Task details:
Copy all lines below containing "this".

Figure record extracts:
☆ ☆ ☆ ☆

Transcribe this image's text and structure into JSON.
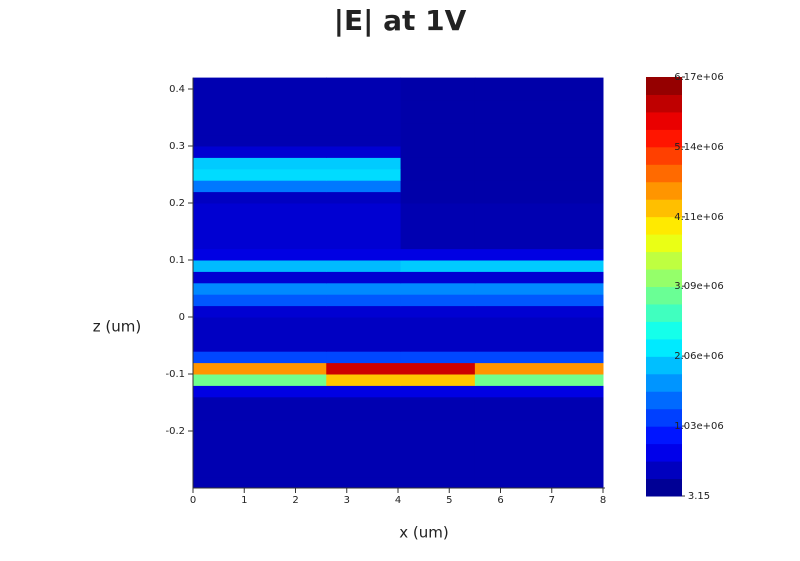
{
  "chart_data": {
    "type": "heatmap",
    "title": "|E| at 1V",
    "x_label": "x (um)",
    "y_label": "z (um)",
    "x": [
      0,
      2.6,
      4.05,
      5.5,
      8
    ],
    "y": [
      -0.3,
      -0.28,
      -0.26,
      -0.24,
      -0.22,
      -0.2,
      -0.18,
      -0.16,
      -0.14,
      -0.12,
      -0.1,
      -0.08,
      -0.06,
      -0.04,
      -0.02,
      0,
      0.02,
      0.04,
      0.06,
      0.08,
      0.1,
      0.12,
      0.14,
      0.16,
      0.18,
      0.2,
      0.22,
      0.24,
      0.26,
      0.28,
      0.3,
      0.32,
      0.34,
      0.36,
      0.38,
      0.4,
      0.42
    ],
    "z": [
      [
        300000,
        300000,
        300000,
        300000
      ],
      [
        300000,
        300000,
        300000,
        300000
      ],
      [
        300000,
        300000,
        300000,
        300000
      ],
      [
        300000,
        300000,
        300000,
        300000
      ],
      [
        300000,
        300000,
        300000,
        300000
      ],
      [
        300000,
        300000,
        300000,
        300000
      ],
      [
        300000,
        300000,
        300000,
        300000
      ],
      [
        300000,
        300000,
        300000,
        300000
      ],
      [
        600000,
        600000,
        600000,
        600000
      ],
      [
        3000000,
        4200000,
        4200000,
        3000000
      ],
      [
        4500000,
        5700000,
        5700000,
        4500000
      ],
      [
        1200000,
        1200000,
        1200000,
        1200000
      ],
      [
        400000,
        400000,
        400000,
        400000
      ],
      [
        400000,
        400000,
        400000,
        400000
      ],
      [
        400000,
        400000,
        400000,
        400000
      ],
      [
        500000,
        500000,
        500000,
        500000
      ],
      [
        1300000,
        1300000,
        1300000,
        1300000
      ],
      [
        1600000,
        1600000,
        1600000,
        1600000
      ],
      [
        500000,
        500000,
        500000,
        500000
      ],
      [
        1900000,
        1900000,
        2000000,
        2000000
      ],
      [
        600000,
        600000,
        600000,
        600000
      ],
      [
        500000,
        500000,
        300000,
        300000
      ],
      [
        500000,
        500000,
        300000,
        300000
      ],
      [
        500000,
        500000,
        300000,
        300000
      ],
      [
        500000,
        500000,
        300000,
        300000
      ],
      [
        400000,
        400000,
        250000,
        250000
      ],
      [
        1500000,
        1500000,
        250000,
        250000
      ],
      [
        2100000,
        2100000,
        250000,
        250000
      ],
      [
        2000000,
        2000000,
        250000,
        250000
      ],
      [
        500000,
        500000,
        250000,
        250000
      ],
      [
        300000,
        300000,
        250000,
        250000
      ],
      [
        300000,
        300000,
        250000,
        250000
      ],
      [
        300000,
        300000,
        250000,
        250000
      ],
      [
        300000,
        300000,
        250000,
        250000
      ],
      [
        300000,
        300000,
        250000,
        250000
      ],
      [
        300000,
        300000,
        250000,
        250000
      ]
    ],
    "xlim": [
      0,
      8
    ],
    "xticks": [
      0,
      1,
      2,
      3,
      4,
      5,
      6,
      7,
      8
    ],
    "ylim": [
      -0.3,
      0.42
    ],
    "yticks": [
      -0.2,
      -0.1,
      0,
      0.1,
      0.2,
      0.3,
      0.4
    ],
    "colorscale": "jet",
    "zlim": [
      3.15,
      6170000
    ],
    "zticks": [
      3.15,
      {
        "value": 1030000,
        "label": "1.03e+06"
      },
      {
        "value": 2060000,
        "label": "2.06e+06"
      },
      {
        "value": 3090000,
        "label": "3.09e+06"
      },
      {
        "value": 4110000,
        "label": "4.11e+06"
      },
      {
        "value": 5140000,
        "label": "5.14e+06"
      },
      {
        "value": 6170000,
        "label": "6.17e+06"
      }
    ]
  }
}
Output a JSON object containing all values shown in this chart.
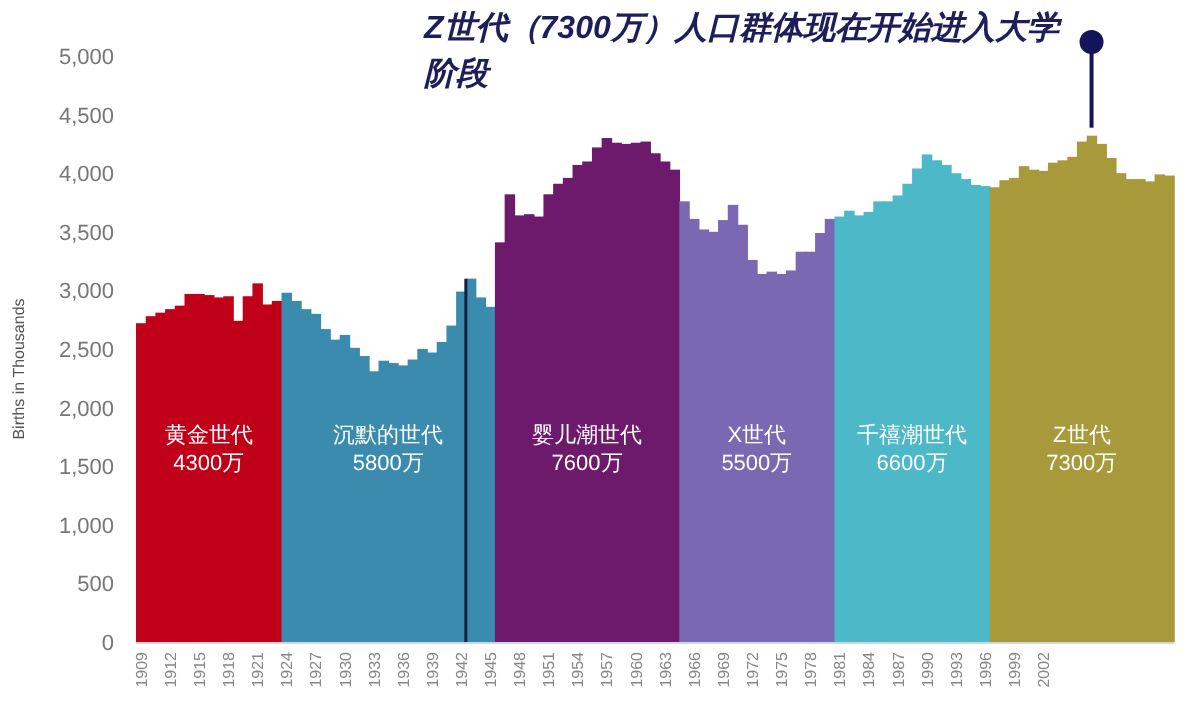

☆ ☆ ☆ ☆

Output below:
Transcribe this image's text and structure into JSON.
Output a JSON object containing all values shown in this chart.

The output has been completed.